▶ [WORK TO COMPLETE]: Rewrite the paragraph that begins "Cook this mixture without stirring" from the chocolate almond crackle text as a short numbered list of steps.

High off my success at making hazelnut brittle with my trusty new candy thermometer, I decided to try my hand at chocolate almond crackle. This recipe had a few things going for it: It was in a cookbook called "No Time to Cook," it was written by the amazing Donna Hay, and it was only a paragraph long. I'd already made some entrees from this cookbook that turned out well and so I was feeling confident.
Amended instructions: Toast 1 cup of your favourite nut (I used slivered almonds as per the recipe); flatten it out in a layer in a greased baking tray. Then place 1.5 cups of sugar and 1/3 cup of water in a saucepan over high heat.
Cook this mixture without stirring for 8-10 minutes or until the mixture is a golden colour. Pour this over the almonds and let it harden. Spread 150 g of melted dark chocolate over the hardened toffee and allow it to set in the fridge. Break into large pieces.

Page layout parsing data

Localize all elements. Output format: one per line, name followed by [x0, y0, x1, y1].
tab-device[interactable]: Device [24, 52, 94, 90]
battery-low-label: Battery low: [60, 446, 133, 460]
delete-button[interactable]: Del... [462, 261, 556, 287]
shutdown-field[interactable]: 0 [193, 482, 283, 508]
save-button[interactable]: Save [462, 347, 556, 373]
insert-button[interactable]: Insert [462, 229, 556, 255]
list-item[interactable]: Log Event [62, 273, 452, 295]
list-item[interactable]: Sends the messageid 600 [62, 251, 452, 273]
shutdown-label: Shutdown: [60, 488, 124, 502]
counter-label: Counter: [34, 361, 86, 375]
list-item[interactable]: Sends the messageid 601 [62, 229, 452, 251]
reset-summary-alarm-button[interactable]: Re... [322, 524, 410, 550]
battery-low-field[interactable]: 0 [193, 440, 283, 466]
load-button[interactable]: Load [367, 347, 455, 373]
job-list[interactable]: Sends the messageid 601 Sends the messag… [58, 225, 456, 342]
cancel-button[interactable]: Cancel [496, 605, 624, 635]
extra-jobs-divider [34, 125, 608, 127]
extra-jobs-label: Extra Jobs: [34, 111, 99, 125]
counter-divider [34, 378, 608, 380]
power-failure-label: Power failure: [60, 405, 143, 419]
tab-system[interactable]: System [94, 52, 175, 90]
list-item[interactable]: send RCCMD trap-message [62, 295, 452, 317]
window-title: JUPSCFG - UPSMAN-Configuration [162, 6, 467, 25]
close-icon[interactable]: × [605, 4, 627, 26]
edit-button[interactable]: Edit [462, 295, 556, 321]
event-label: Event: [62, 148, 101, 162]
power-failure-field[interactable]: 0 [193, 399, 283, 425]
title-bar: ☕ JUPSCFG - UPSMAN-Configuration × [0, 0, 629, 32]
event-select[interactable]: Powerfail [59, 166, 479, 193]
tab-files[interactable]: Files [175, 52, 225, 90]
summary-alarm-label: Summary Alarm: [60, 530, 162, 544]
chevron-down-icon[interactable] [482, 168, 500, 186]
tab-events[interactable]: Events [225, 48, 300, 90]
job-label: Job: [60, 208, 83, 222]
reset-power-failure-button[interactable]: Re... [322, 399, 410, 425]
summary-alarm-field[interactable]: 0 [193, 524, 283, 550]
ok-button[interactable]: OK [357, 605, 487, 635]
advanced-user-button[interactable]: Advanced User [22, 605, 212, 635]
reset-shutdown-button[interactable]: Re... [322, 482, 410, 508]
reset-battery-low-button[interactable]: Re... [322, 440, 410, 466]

▶ [RESULT FOR THIS TASK]:
1. Cook the mixture without stirring for 8–10 minutes, or until it turns golden.
2. Pour it over the almonds and let it harden.
3. Spread 150 g of melted dark chocolate over the hardened toffee.
4. Let it set in the fridge.
5. Break it into large pieces.